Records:
Begin

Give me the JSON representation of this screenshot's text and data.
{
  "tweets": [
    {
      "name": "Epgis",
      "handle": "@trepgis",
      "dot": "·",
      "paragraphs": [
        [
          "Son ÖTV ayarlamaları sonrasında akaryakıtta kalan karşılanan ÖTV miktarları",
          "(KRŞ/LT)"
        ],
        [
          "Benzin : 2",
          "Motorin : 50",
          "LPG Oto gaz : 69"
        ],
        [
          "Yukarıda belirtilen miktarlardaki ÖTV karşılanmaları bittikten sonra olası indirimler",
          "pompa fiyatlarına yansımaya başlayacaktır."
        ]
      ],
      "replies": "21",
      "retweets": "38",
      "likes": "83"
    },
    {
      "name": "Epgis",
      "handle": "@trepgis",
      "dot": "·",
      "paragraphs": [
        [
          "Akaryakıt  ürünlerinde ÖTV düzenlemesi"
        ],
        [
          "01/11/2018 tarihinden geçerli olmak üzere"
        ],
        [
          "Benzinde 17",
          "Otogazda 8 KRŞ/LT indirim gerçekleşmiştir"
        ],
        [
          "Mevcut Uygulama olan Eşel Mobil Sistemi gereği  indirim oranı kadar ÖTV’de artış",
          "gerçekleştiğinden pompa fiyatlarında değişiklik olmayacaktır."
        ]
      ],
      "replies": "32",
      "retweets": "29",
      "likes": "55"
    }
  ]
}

End

Give the listing again, word for word.

Give me the JSON representation of this screenshot's text and data.
{
  "tweets": [
    {
      "name": "Epgis",
      "handle": "@trepgis",
      "dot": "·",
      "paragraphs": [
        [
          "Son ÖTV ayarlamaları sonrasında akaryakıtta kalan karşılanan ÖTV miktarları",
          "(KRŞ/LT)"
        ],
        [
          "Benzin : 2",
          "Motorin : 50",
          "LPG Oto gaz : 69"
        ],
        [
          "Yukarıda belirtilen miktarlardaki ÖTV karşılanmaları bittikten sonra olası indirimler",
          "pompa fiyatlarına yansımaya başlayacaktır."
        ]
      ],
      "replies": "21",
      "retweets": "38",
      "likes": "83"
    },
    {
      "name": "Epgis",
      "handle": "@trepgis",
      "dot": "·",
      "paragraphs": [
        [
          "Akaryakıt  ürünlerinde ÖTV düzenlemesi"
        ],
        [
          "01/11/2018 tarihinden geçerli olmak üzere"
        ],
        [
          "Benzinde 17",
          "Otogazda 8 KRŞ/LT indirim gerçekleşmiştir"
        ],
        [
          "Mevcut Uygulama olan Eşel Mobil Sistemi gereği  indirim oranı kadar ÖTV’de artış",
          "gerçekleştiğinden pompa fiyatlarında değişiklik olmayacaktır."
        ]
      ],
      "replies": "32",
      "retweets": "29",
      "likes": "55"
    }
  ]
}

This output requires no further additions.